- **Work to be completed**
Write out the material exactly. Do not include the pictures.

[Figure dataset records]
-- Start --
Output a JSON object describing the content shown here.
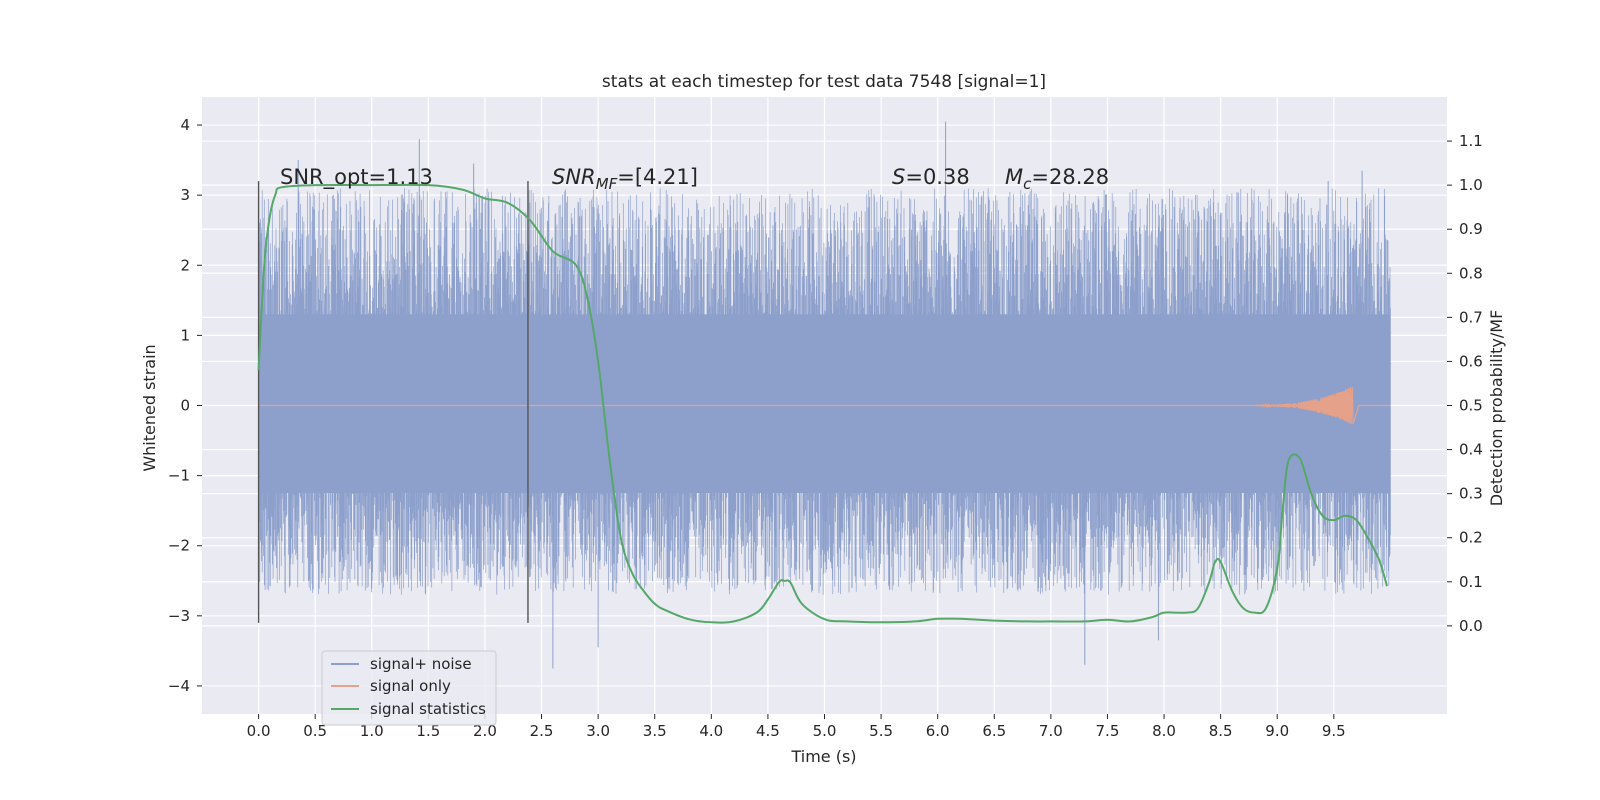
{
  "chart_data": {
    "type": "line",
    "title": "stats at each timestep for test data 7548 [signal=1]",
    "xlabel": "Time (s)",
    "ylabel": "Whitened strain",
    "ylabel_right": "Detection probability/MF",
    "xlim": [
      -0.5,
      10.5
    ],
    "ylim": [
      -4.4,
      4.4
    ],
    "ylim_right": [
      -0.2,
      1.2
    ],
    "x_ticks": [
      0.0,
      0.5,
      1.0,
      1.5,
      2.0,
      2.5,
      3.0,
      3.5,
      4.0,
      4.5,
      5.0,
      5.5,
      6.0,
      6.5,
      7.0,
      7.5,
      8.0,
      8.5,
      9.0,
      9.5
    ],
    "x_tick_labels": [
      "0.0",
      "0.5",
      "1.0",
      "1.5",
      "2.0",
      "2.5",
      "3.0",
      "3.5",
      "4.0",
      "4.5",
      "5.0",
      "5.5",
      "6.0",
      "6.5",
      "7.0",
      "7.5",
      "8.0",
      "8.5",
      "9.0",
      "9.5"
    ],
    "y_ticks": [
      -4,
      -3,
      -2,
      -1,
      0,
      1,
      2,
      3,
      4
    ],
    "y_tick_labels": [
      "−4",
      "−3",
      "−2",
      "−1",
      "0",
      "1",
      "2",
      "3",
      "4"
    ],
    "y_ticks_right": [
      0.0,
      0.1,
      0.2,
      0.3,
      0.4,
      0.5,
      0.6,
      0.7,
      0.8,
      0.9,
      1.0,
      1.1
    ],
    "y_tick_labels_right": [
      "0.0",
      "0.1",
      "0.2",
      "0.3",
      "0.4",
      "0.5",
      "0.6",
      "0.7",
      "0.8",
      "0.9",
      "1.0",
      "1.1"
    ],
    "grid": true,
    "legend_position": "lower-left",
    "annotations": {
      "snr_opt": "SNR_opt=1.13",
      "snr_mf_main": "SNR",
      "snr_mf_sub": "MF",
      "snr_mf_rest": "=[4.21]",
      "s_var": "S",
      "s_rest": "=0.38",
      "mc_main": "M",
      "mc_sub": "c",
      "mc_rest": "=28.28"
    },
    "vertical_markers_x": [
      0.0,
      2.38
    ],
    "vertical_markers_ylim": [
      -3.1,
      3.2
    ],
    "series": [
      {
        "name": "signal+ noise",
        "color": "#8da0cb",
        "axis": "left",
        "x_range": [
          0.0,
          10.0
        ],
        "core_band": [
          -1.25,
          1.3
        ],
        "envelope_typical": [
          -2.6,
          3.0
        ],
        "max_excursion": [
          -3.75,
          4.05
        ]
      },
      {
        "name": "signal only",
        "color": "#e5a18a",
        "axis": "left",
        "x_range": [
          0.0,
          9.67
        ],
        "peak_amplitude": 0.28,
        "peak_x": 9.67
      },
      {
        "name": "signal statistics",
        "color": "#55a868",
        "axis": "right",
        "x": [
          0.0,
          0.05,
          0.1,
          0.15,
          0.2,
          0.5,
          1.0,
          1.5,
          1.8,
          2.0,
          2.2,
          2.4,
          2.6,
          2.8,
          2.9,
          3.0,
          3.1,
          3.2,
          3.3,
          3.4,
          3.5,
          3.6,
          3.8,
          4.0,
          4.2,
          4.4,
          4.5,
          4.6,
          4.65,
          4.7,
          4.8,
          5.0,
          5.2,
          5.5,
          5.8,
          6.0,
          6.2,
          6.5,
          6.8,
          7.0,
          7.3,
          7.5,
          7.7,
          7.9,
          8.0,
          8.2,
          8.3,
          8.4,
          8.45,
          8.5,
          8.6,
          8.7,
          8.8,
          8.9,
          9.0,
          9.05,
          9.1,
          9.2,
          9.3,
          9.4,
          9.5,
          9.6,
          9.7,
          9.8,
          9.9,
          9.97
        ],
        "y": [
          0.58,
          0.82,
          0.93,
          0.98,
          0.995,
          1.0,
          1.0,
          1.0,
          0.99,
          0.97,
          0.96,
          0.92,
          0.85,
          0.82,
          0.75,
          0.6,
          0.38,
          0.2,
          0.12,
          0.08,
          0.05,
          0.035,
          0.015,
          0.008,
          0.01,
          0.03,
          0.06,
          0.1,
          0.102,
          0.098,
          0.05,
          0.015,
          0.01,
          0.008,
          0.01,
          0.016,
          0.016,
          0.012,
          0.01,
          0.01,
          0.01,
          0.014,
          0.01,
          0.02,
          0.03,
          0.03,
          0.04,
          0.1,
          0.145,
          0.145,
          0.08,
          0.04,
          0.03,
          0.04,
          0.13,
          0.27,
          0.375,
          0.38,
          0.3,
          0.25,
          0.24,
          0.25,
          0.24,
          0.2,
          0.15,
          0.09
        ]
      }
    ]
  }
}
-- End --
- **Answer to this task**
Output a JSON object describing the content shown here.
{
  "chart_data": {
    "type": "line",
    "title": "stats at each timestep for test data 7548 [signal=1]",
    "xlabel": "Time (s)",
    "ylabel": "Whitened strain",
    "ylabel_right": "Detection probability/MF",
    "xlim": [
      -0.5,
      10.5
    ],
    "ylim": [
      -4.4,
      4.4
    ],
    "ylim_right": [
      -0.2,
      1.2
    ],
    "x_ticks": [
      0.0,
      0.5,
      1.0,
      1.5,
      2.0,
      2.5,
      3.0,
      3.5,
      4.0,
      4.5,
      5.0,
      5.5,
      6.0,
      6.5,
      7.0,
      7.5,
      8.0,
      8.5,
      9.0,
      9.5
    ],
    "x_tick_labels": [
      "0.0",
      "0.5",
      "1.0",
      "1.5",
      "2.0",
      "2.5",
      "3.0",
      "3.5",
      "4.0",
      "4.5",
      "5.0",
      "5.5",
      "6.0",
      "6.5",
      "7.0",
      "7.5",
      "8.0",
      "8.5",
      "9.0",
      "9.5"
    ],
    "y_ticks": [
      -4,
      -3,
      -2,
      -1,
      0,
      1,
      2,
      3,
      4
    ],
    "y_tick_labels": [
      "−4",
      "−3",
      "−2",
      "−1",
      "0",
      "1",
      "2",
      "3",
      "4"
    ],
    "y_ticks_right": [
      0.0,
      0.1,
      0.2,
      0.3,
      0.4,
      0.5,
      0.6,
      0.7,
      0.8,
      0.9,
      1.0,
      1.1
    ],
    "y_tick_labels_right": [
      "0.0",
      "0.1",
      "0.2",
      "0.3",
      "0.4",
      "0.5",
      "0.6",
      "0.7",
      "0.8",
      "0.9",
      "1.0",
      "1.1"
    ],
    "grid": true,
    "legend_position": "lower-left",
    "annotations": {
      "snr_opt": "SNR_opt=1.13",
      "snr_mf_main": "SNR",
      "snr_mf_sub": "MF",
      "snr_mf_rest": "=[4.21]",
      "s_var": "S",
      "s_rest": "=0.38",
      "mc_main": "M",
      "mc_sub": "c",
      "mc_rest": "=28.28"
    },
    "vertical_markers_x": [
      0.0,
      2.38
    ],
    "vertical_markers_ylim": [
      -3.1,
      3.2
    ],
    "series": [
      {
        "name": "signal+ noise",
        "color": "#8da0cb",
        "axis": "left",
        "x_range": [
          0.0,
          10.0
        ],
        "core_band": [
          -1.25,
          1.3
        ],
        "envelope_typical": [
          -2.6,
          3.0
        ],
        "max_excursion": [
          -3.75,
          4.05
        ]
      },
      {
        "name": "signal only",
        "color": "#e5a18a",
        "axis": "left",
        "x_range": [
          0.0,
          9.67
        ],
        "peak_amplitude": 0.28,
        "peak_x": 9.67
      },
      {
        "name": "signal statistics",
        "color": "#55a868",
        "axis": "right",
        "x": [
          0.0,
          0.05,
          0.1,
          0.15,
          0.2,
          0.5,
          1.0,
          1.5,
          1.8,
          2.0,
          2.2,
          2.4,
          2.6,
          2.8,
          2.9,
          3.0,
          3.1,
          3.2,
          3.3,
          3.4,
          3.5,
          3.6,
          3.8,
          4.0,
          4.2,
          4.4,
          4.5,
          4.6,
          4.65,
          4.7,
          4.8,
          5.0,
          5.2,
          5.5,
          5.8,
          6.0,
          6.2,
          6.5,
          6.8,
          7.0,
          7.3,
          7.5,
          7.7,
          7.9,
          8.0,
          8.2,
          8.3,
          8.4,
          8.45,
          8.5,
          8.6,
          8.7,
          8.8,
          8.9,
          9.0,
          9.05,
          9.1,
          9.2,
          9.3,
          9.4,
          9.5,
          9.6,
          9.7,
          9.8,
          9.9,
          9.97
        ],
        "y": [
          0.58,
          0.82,
          0.93,
          0.98,
          0.995,
          1.0,
          1.0,
          1.0,
          0.99,
          0.97,
          0.96,
          0.92,
          0.85,
          0.82,
          0.75,
          0.6,
          0.38,
          0.2,
          0.12,
          0.08,
          0.05,
          0.035,
          0.015,
          0.008,
          0.01,
          0.03,
          0.06,
          0.1,
          0.102,
          0.098,
          0.05,
          0.015,
          0.01,
          0.008,
          0.01,
          0.016,
          0.016,
          0.012,
          0.01,
          0.01,
          0.01,
          0.014,
          0.01,
          0.02,
          0.03,
          0.03,
          0.04,
          0.1,
          0.145,
          0.145,
          0.08,
          0.04,
          0.03,
          0.04,
          0.13,
          0.27,
          0.375,
          0.38,
          0.3,
          0.25,
          0.24,
          0.25,
          0.24,
          0.2,
          0.15,
          0.09
        ]
      }
    ]
  }
}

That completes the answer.